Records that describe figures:
-=-=-
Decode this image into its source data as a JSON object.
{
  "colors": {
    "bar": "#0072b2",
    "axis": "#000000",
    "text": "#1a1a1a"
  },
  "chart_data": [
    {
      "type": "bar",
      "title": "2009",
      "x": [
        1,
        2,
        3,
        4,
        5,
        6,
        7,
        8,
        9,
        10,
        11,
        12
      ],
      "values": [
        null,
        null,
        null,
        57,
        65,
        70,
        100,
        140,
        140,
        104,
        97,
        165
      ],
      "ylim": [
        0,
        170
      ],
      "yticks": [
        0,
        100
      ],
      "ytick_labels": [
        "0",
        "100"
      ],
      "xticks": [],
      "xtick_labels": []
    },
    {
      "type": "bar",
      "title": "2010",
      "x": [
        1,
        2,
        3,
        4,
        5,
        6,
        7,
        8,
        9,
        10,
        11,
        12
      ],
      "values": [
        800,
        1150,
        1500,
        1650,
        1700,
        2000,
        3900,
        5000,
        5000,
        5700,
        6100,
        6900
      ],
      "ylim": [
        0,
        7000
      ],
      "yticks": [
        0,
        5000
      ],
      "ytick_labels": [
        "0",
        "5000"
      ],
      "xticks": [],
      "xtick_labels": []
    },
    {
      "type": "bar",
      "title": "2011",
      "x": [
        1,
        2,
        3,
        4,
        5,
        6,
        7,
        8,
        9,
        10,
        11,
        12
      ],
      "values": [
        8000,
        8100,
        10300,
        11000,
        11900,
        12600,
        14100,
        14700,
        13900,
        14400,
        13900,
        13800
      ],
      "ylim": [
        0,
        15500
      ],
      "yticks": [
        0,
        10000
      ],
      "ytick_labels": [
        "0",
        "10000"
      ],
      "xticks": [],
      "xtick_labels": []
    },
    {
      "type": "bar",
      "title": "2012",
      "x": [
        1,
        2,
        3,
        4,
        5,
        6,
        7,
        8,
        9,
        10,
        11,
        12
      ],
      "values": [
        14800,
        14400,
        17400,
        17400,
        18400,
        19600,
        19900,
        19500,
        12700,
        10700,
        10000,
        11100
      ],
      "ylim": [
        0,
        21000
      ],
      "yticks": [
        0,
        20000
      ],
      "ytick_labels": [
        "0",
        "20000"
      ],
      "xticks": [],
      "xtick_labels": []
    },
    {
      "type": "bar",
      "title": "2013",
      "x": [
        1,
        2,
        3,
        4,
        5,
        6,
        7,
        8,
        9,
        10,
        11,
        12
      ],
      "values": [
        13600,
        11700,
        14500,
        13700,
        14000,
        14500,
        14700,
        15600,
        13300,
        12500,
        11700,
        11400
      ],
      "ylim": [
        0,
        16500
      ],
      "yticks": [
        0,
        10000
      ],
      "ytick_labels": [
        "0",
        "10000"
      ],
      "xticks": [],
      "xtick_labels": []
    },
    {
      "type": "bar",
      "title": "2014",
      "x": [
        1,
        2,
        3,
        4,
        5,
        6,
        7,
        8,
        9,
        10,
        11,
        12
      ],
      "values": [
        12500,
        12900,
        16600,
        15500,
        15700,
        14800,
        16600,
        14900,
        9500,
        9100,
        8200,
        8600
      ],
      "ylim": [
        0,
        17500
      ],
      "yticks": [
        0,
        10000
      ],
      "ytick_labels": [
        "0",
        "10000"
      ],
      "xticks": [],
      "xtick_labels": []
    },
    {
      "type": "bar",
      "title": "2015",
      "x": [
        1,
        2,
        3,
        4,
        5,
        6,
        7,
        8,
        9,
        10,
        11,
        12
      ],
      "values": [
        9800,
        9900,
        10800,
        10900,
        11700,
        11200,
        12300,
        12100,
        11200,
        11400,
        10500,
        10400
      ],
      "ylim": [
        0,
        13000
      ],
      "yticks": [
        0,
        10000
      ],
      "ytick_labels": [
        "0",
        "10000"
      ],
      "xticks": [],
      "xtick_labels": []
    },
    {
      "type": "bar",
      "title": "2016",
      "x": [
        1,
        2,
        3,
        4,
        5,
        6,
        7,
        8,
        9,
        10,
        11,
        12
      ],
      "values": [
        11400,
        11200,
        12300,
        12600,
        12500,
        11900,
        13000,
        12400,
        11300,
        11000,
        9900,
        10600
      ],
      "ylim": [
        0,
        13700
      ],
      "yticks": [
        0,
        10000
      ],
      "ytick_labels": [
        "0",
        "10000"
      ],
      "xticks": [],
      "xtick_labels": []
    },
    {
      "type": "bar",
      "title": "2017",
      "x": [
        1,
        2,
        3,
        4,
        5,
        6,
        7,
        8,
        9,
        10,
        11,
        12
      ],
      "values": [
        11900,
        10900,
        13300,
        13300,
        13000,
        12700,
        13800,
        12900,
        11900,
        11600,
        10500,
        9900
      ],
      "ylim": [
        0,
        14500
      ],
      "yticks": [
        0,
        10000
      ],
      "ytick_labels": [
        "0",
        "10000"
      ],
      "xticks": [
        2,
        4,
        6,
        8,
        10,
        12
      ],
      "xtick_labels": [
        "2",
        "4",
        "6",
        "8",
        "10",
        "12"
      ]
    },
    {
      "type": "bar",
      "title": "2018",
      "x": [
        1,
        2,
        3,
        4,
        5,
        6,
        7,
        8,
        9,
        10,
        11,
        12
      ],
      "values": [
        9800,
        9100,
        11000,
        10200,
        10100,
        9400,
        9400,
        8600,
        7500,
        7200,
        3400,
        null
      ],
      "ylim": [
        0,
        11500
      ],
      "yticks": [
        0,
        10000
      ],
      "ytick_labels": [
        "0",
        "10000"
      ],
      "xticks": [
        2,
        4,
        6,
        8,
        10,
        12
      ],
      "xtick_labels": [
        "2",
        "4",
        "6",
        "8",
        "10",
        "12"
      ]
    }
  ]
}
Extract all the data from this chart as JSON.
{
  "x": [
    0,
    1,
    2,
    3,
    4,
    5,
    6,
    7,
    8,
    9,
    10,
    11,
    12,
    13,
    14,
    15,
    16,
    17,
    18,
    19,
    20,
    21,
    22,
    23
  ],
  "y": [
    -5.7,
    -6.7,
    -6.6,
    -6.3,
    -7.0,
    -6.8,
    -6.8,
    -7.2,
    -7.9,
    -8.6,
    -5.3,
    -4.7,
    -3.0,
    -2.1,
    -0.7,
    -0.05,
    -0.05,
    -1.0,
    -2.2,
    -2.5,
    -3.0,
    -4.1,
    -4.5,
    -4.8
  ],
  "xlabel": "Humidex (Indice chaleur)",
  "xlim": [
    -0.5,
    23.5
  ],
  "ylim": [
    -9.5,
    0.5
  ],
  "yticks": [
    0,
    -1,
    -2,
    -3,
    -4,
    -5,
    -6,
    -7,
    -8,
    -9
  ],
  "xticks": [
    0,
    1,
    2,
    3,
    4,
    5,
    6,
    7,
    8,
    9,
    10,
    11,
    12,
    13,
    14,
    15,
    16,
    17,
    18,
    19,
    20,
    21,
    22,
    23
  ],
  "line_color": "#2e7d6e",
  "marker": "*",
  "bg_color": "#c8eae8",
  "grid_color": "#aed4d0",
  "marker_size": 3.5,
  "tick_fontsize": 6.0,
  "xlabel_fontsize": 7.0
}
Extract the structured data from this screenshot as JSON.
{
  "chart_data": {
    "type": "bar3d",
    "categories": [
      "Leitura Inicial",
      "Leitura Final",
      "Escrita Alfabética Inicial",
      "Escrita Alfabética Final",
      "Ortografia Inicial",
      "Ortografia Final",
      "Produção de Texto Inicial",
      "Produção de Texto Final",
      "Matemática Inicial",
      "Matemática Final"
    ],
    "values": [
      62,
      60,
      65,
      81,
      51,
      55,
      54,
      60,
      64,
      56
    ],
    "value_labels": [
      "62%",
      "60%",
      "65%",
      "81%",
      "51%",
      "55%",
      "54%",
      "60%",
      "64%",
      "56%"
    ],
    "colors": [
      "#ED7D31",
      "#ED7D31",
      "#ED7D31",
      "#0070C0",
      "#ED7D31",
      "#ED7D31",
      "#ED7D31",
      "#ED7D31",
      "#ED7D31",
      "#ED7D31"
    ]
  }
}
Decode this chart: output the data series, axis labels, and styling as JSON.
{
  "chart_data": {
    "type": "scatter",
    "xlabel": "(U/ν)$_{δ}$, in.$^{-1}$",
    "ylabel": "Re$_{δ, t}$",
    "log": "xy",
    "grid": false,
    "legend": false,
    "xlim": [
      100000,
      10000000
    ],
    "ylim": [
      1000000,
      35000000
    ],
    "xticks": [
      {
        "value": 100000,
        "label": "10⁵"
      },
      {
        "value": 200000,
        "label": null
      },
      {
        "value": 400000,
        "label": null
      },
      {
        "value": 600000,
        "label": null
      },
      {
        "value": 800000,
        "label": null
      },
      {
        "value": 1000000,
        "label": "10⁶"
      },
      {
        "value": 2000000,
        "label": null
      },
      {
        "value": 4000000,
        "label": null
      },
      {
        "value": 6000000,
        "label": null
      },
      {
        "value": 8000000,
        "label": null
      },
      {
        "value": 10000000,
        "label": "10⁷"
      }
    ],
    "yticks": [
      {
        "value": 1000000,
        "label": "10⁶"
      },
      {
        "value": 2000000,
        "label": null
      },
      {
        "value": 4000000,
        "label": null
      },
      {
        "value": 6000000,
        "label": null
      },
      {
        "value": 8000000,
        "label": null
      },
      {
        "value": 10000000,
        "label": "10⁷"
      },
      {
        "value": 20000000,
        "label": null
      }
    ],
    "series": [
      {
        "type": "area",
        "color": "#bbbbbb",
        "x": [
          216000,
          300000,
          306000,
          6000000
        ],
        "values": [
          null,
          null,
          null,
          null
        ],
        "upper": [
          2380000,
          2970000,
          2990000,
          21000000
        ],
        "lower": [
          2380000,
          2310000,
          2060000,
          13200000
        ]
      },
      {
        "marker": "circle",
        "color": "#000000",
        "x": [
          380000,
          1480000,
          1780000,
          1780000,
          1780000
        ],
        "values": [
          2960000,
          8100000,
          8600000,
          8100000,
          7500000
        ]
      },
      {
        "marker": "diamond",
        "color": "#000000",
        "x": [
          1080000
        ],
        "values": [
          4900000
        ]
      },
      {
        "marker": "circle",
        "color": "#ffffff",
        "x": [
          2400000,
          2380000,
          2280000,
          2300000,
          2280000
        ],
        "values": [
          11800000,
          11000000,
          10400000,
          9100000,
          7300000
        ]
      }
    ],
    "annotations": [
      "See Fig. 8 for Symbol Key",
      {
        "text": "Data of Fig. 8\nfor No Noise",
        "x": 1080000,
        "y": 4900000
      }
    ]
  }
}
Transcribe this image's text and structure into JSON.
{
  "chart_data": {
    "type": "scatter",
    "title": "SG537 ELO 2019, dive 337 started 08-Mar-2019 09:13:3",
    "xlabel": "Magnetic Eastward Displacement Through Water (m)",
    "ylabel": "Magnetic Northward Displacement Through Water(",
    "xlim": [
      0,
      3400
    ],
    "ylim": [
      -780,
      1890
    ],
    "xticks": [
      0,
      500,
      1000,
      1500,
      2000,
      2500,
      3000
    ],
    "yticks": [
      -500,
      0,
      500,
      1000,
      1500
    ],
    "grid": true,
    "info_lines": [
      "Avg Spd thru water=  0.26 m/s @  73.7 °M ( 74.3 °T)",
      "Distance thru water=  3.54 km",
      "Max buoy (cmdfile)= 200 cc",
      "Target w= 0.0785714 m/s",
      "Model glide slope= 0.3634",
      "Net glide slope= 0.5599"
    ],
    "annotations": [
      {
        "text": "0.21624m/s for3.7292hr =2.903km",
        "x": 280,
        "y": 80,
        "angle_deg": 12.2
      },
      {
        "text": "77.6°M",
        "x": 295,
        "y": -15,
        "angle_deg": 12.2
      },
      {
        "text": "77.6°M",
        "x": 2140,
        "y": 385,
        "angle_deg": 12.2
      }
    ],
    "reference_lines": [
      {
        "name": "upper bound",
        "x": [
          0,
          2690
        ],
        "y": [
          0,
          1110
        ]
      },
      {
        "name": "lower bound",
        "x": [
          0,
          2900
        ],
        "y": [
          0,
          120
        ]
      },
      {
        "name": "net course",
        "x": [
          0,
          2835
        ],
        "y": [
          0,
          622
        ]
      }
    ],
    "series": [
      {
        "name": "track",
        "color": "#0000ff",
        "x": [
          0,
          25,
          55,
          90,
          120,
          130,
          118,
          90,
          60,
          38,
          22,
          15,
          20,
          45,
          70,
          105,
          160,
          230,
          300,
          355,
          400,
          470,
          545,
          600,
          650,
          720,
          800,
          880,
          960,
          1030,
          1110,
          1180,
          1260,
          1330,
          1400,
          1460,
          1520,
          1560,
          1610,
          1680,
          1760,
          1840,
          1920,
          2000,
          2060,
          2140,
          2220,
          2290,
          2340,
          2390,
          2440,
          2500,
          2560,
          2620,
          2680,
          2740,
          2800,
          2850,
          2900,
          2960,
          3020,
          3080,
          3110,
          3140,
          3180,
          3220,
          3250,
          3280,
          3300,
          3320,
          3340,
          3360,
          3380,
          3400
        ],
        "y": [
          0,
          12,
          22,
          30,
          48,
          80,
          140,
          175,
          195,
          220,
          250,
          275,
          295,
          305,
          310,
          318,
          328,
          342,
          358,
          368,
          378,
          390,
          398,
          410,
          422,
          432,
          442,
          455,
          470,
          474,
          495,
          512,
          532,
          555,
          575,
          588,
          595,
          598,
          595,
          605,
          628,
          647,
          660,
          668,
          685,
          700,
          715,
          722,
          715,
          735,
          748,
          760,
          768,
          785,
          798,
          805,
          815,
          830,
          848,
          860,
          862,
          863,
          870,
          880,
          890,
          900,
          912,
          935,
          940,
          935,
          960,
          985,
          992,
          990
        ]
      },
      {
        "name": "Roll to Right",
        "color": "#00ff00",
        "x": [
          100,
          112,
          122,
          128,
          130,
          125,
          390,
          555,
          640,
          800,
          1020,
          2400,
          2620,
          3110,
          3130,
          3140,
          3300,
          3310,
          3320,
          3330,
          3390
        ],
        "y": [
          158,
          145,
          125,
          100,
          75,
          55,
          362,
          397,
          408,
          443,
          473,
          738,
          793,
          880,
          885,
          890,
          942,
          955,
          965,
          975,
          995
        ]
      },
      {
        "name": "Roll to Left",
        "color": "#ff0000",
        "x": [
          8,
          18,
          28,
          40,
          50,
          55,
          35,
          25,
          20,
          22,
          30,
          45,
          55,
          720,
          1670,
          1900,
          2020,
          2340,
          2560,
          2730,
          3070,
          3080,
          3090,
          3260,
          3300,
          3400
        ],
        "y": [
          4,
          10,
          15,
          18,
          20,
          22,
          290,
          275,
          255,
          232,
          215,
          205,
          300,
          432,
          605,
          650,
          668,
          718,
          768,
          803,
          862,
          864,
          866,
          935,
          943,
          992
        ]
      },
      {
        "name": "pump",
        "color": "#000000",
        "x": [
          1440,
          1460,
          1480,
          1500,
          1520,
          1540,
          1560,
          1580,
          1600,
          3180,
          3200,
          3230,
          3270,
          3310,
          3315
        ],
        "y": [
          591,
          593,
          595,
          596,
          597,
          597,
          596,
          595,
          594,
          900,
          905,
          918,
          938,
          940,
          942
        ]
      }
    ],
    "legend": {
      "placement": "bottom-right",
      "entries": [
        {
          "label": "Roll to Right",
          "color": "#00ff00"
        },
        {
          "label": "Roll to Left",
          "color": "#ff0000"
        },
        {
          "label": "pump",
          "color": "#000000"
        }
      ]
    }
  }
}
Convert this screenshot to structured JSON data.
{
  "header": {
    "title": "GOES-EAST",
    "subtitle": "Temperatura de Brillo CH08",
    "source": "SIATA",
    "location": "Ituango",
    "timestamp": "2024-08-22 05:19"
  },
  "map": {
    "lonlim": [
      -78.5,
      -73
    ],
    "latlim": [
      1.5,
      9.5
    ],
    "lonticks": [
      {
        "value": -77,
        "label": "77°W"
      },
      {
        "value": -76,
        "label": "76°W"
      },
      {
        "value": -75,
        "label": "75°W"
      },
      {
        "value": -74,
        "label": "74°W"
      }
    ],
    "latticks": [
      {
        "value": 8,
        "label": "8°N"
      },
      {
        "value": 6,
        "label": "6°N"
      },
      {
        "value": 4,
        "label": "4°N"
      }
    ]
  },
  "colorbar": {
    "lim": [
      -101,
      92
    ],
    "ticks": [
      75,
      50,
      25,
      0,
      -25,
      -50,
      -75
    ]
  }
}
-=-=-
Instruction: Extract every line from the records above that contains the word "image".

Exercise response:
Decode this image into its source data as a JSON object.
Transcribe this image's text and structure into JSON.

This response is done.